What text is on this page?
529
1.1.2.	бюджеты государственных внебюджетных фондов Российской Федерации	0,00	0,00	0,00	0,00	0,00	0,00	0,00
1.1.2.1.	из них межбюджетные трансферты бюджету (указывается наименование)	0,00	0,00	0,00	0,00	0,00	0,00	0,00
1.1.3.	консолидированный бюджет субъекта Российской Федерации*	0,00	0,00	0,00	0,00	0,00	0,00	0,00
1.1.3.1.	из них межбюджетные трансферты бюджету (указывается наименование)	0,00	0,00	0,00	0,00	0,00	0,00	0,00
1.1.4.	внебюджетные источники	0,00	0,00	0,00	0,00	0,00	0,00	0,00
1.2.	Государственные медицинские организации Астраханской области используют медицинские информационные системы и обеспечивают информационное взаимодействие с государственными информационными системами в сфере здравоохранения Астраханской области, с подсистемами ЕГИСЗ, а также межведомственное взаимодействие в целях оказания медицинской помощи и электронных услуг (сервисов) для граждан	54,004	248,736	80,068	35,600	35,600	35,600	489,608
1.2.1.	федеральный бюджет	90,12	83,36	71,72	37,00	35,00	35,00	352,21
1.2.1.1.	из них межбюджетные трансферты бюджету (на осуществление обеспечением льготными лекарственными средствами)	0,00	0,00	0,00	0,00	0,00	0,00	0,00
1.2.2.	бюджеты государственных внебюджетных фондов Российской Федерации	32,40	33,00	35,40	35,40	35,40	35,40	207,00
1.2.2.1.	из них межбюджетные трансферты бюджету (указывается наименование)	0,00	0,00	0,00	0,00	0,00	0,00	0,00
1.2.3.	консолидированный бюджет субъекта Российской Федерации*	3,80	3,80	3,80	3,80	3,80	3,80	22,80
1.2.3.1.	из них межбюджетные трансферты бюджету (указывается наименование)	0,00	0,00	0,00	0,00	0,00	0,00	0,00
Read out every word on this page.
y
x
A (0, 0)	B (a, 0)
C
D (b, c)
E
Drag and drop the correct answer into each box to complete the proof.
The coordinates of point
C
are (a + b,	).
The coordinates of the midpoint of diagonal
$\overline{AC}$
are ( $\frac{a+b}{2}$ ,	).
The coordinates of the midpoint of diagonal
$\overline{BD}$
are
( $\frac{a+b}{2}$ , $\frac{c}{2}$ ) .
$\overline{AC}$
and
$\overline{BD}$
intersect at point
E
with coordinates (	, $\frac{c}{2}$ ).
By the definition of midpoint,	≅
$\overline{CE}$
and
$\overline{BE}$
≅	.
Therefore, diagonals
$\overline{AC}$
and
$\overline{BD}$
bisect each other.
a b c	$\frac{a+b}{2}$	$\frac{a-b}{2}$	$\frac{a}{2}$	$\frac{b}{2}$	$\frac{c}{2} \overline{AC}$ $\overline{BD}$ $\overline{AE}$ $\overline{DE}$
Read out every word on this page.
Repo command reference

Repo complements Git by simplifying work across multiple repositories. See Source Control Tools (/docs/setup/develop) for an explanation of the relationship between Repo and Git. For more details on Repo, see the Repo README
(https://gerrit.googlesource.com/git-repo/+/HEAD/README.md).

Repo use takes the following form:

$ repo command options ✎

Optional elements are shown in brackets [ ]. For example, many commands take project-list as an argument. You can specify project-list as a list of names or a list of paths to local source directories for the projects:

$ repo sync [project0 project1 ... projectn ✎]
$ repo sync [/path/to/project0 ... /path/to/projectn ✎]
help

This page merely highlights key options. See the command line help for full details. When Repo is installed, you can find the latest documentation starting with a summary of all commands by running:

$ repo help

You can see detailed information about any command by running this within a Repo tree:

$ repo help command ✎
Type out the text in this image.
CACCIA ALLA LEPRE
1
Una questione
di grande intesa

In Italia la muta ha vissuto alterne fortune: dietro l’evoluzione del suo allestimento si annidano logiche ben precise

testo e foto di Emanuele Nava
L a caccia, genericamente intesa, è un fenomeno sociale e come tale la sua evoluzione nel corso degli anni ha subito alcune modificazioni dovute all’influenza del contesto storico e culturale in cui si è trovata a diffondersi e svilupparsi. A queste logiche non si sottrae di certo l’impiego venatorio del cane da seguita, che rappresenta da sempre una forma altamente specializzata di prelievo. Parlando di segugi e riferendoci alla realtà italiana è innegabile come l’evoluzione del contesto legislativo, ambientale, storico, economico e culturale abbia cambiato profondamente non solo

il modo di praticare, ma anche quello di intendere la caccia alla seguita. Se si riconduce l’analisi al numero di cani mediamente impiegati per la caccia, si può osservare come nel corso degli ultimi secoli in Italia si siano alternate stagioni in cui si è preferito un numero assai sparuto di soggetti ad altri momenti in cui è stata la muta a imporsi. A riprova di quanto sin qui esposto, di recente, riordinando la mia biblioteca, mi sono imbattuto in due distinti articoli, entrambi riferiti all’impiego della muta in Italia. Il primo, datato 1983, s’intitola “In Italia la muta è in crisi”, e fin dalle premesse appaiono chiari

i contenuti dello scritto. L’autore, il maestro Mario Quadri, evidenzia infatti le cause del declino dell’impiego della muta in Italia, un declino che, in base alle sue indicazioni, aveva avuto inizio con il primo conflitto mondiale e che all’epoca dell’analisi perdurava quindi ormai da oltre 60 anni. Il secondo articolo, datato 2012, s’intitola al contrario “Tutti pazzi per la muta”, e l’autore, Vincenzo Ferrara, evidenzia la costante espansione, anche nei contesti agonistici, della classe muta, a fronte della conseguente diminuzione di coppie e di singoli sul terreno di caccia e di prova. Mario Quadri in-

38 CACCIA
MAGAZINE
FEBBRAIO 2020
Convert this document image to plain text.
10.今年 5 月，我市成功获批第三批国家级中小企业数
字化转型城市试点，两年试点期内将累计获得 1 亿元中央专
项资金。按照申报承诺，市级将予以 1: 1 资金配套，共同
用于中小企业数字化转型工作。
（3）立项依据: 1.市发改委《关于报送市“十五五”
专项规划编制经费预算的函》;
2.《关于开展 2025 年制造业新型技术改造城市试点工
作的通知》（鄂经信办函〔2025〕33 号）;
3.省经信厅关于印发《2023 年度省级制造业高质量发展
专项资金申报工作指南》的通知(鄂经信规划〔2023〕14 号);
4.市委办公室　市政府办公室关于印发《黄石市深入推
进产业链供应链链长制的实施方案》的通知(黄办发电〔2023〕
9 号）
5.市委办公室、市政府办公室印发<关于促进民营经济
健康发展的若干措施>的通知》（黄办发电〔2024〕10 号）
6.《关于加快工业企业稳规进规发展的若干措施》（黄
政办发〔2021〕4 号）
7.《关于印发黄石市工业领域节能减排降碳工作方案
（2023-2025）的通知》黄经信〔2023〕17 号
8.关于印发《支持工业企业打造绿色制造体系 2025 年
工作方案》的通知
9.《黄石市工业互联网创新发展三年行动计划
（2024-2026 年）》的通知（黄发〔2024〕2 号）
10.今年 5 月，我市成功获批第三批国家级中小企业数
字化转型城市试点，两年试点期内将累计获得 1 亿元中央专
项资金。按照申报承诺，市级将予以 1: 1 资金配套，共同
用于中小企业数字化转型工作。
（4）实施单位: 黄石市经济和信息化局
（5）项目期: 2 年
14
+---+
▶ **To do**:
Copy down the material exactly as written.

▶ **Task result**:
What text is on this page?
529
1.1.2.	бюджеты государственных внебюджетных фондов Российской Федерации	0,00	0,00	0,00	0,00	0,00	0,00	0,00
1.1.2.1.	из них межбюджетные трансферты бюджету (указывается наименование)	0,00	0,00	0,00	0,00	0,00	0,00	0,00
1.1.3.	консолидированный бюджет субъекта Российской Федерации*	0,00	0,00	0,00	0,00	0,00	0,00	0,00
1.1.3.1.	из них межбюджетные трансферты бюджету (указывается наименование)	0,00	0,00	0,00	0,00	0,00	0,00	0,00
1.1.4.	внебюджетные источники	0,00	0,00	0,00	0,00	0,00	0,00	0,00
1.2.	Государственные медицинские организации Астраханской области используют медицинские информационные системы и обеспечивают информационное взаимодействие с государственными информационными системами в сфере здравоохранения Астраханской области, с подсистемами ЕГИСЗ, а также межведомственное взаимодействие в целях оказания медицинской помощи и электронных услуг (сервисов) для граждан	54,004	248,736	80,068	35,600	35,600	35,600	489,608
1.2.1.	федеральный бюджет	90,12	83,36	71,72	37,00	35,00	35,00	352,21
1.2.1.1.	из них межбюджетные трансферты бюджету (на осуществление обеспечением льготными лекарственными средствами)	0,00	0,00	0,00	0,00	0,00	0,00	0,00
1.2.2.	бюджеты государственных внебюджетных фондов Российской Федерации	32,40	33,00	35,40	35,40	35,40	35,40	207,00
1.2.2.1.	из них межбюджетные трансферты бюджету (указывается наименование)	0,00	0,00	0,00	0,00	0,00	0,00	0,00
1.2.3.	консолидированный бюджет субъекта Российской Федерации*	3,80	3,80	3,80	3,80	3,80	3,80	22,80
1.2.3.1.	из них межбюджетные трансферты бюджету (указывается наименование)	0,00	0,00	0,00	0,00	0,00	0,00	0,00
Read out every word on this page.
y
x
A (0, 0)	B (a, 0)
C
D (b, c)
E
Drag and drop the correct answer into each box to complete the proof.
The coordinates of point
C
are (a + b,	).
The coordinates of the midpoint of diagonal
$\overline{AC}$
are ( $\frac{a+b}{2}$ ,	).
The coordinates of the midpoint of diagonal
$\overline{BD}$
are
( $\frac{a+b}{2}$ , $\frac{c}{2}$ ) .
$\overline{AC}$
and
$\overline{BD}$
intersect at point
E
with coordinates (	, $\frac{c}{2}$ ).
By the definition of midpoint,	≅
$\overline{CE}$
and
$\overline{BE}$
≅	.
Therefore, diagonals
$\overline{AC}$
and
$\overline{BD}$
bisect each other.
a b c	$\frac{a+b}{2}$	$\frac{a-b}{2}$	$\frac{a}{2}$	$\frac{b}{2}$	$\frac{c}{2} \overline{AC}$ $\overline{BD}$ $\overline{AE}$ $\overline{DE}$
Read out every word on this page.
Repo command reference

Repo complements Git by simplifying work across multiple repositories. See Source Control Tools (/docs/setup/develop) for an explanation of the relationship between Repo and Git. For more details on Repo, see the Repo README
(https://gerrit.googlesource.com/git-repo/+/HEAD/README.md).

Repo use takes the following form:

$ repo command options ✎

Optional elements are shown in brackets [ ]. For example, many commands take project-list as an argument. You can specify project-list as a list of names or a list of paths to local source directories for the projects:

$ repo sync [project0 project1 ... projectn ✎]
$ repo sync [/path/to/project0 ... /path/to/projectn ✎]
help

This page merely highlights key options. See the command line help for full details. When Repo is installed, you can find the latest documentation starting with a summary of all commands by running:

$ repo help

You can see detailed information about any command by running this within a Repo tree:

$ repo help command ✎
Type out the text in this image.
CACCIA ALLA LEPRE
1
Una questione
di grande intesa

In Italia la muta ha vissuto alterne fortune: dietro l’evoluzione del suo allestimento si annidano logiche ben precise

testo e foto di Emanuele Nava
L a caccia, genericamente intesa, è un fenomeno sociale e come tale la sua evoluzione nel corso degli anni ha subito alcune modificazioni dovute all’influenza del contesto storico e culturale in cui si è trovata a diffondersi e svilupparsi. A queste logiche non si sottrae di certo l’impiego venatorio del cane da seguita, che rappresenta da sempre una forma altamente specializzata di prelievo. Parlando di segugi e riferendoci alla realtà italiana è innegabile come l’evoluzione del contesto legislativo, ambientale, storico, economico e culturale abbia cambiato profondamente non solo

il modo di praticare, ma anche quello di intendere la caccia alla seguita. Se si riconduce l’analisi al numero di cani mediamente impiegati per la caccia, si può osservare come nel corso degli ultimi secoli in Italia si siano alternate stagioni in cui si è preferito un numero assai sparuto di soggetti ad altri momenti in cui è stata la muta a imporsi. A riprova di quanto sin qui esposto, di recente, riordinando la mia biblioteca, mi sono imbattuto in due distinti articoli, entrambi riferiti all’impiego della muta in Italia. Il primo, datato 1983, s’intitola “In Italia la muta è in crisi”, e fin dalle premesse appaiono chiari

i contenuti dello scritto. L’autore, il maestro Mario Quadri, evidenzia infatti le cause del declino dell’impiego della muta in Italia, un declino che, in base alle sue indicazioni, aveva avuto inizio con il primo conflitto mondiale e che all’epoca dell’analisi perdurava quindi ormai da oltre 60 anni. Il secondo articolo, datato 2012, s’intitola al contrario “Tutti pazzi per la muta”, e l’autore, Vincenzo Ferrara, evidenzia la costante espansione, anche nei contesti agonistici, della classe muta, a fronte della conseguente diminuzione di coppie e di singoli sul terreno di caccia e di prova. Mario Quadri in-

38 CACCIA
MAGAZINE
FEBBRAIO 2020
Convert this document image to plain text.
10.今年 5 月，我市成功获批第三批国家级中小企业数
字化转型城市试点，两年试点期内将累计获得 1 亿元中央专
项资金。按照申报承诺，市级将予以 1: 1 资金配套，共同
用于中小企业数字化转型工作。
（3）立项依据: 1.市发改委《关于报送市“十五五”
专项规划编制经费预算的函》;
2.《关于开展 2025 年制造业新型技术改造城市试点工
作的通知》（鄂经信办函〔2025〕33 号）;
3.省经信厅关于印发《2023 年度省级制造业高质量发展
专项资金申报工作指南》的通知(鄂经信规划〔2023〕14 号);
4.市委办公室　市政府办公室关于印发《黄石市深入推
进产业链供应链链长制的实施方案》的通知(黄办发电〔2023〕
9 号）
5.市委办公室、市政府办公室印发<关于促进民营经济
健康发展的若干措施>的通知》（黄办发电〔2024〕10 号）
6.《关于加快工业企业稳规进规发展的若干措施》（黄
政办发〔2021〕4 号）
7.《关于印发黄石市工业领域节能减排降碳工作方案
（2023-2025）的通知》黄经信〔2023〕17 号
8.关于印发《支持工业企业打造绿色制造体系 2025 年
工作方案》的通知
9.《黄石市工业互联网创新发展三年行动计划
（2024-2026 年）》的通知（黄发〔2024〕2 号）
10.今年 5 月，我市成功获批第三批国家级中小企业数
字化转型城市试点，两年试点期内将累计获得 1 亿元中央专
项资金。按照申报承诺，市级将予以 1: 1 资金配套，共同
用于中小企业数字化转型工作。
（4）实施单位: 黄石市经济和信息化局
（5）项目期: 2 年
14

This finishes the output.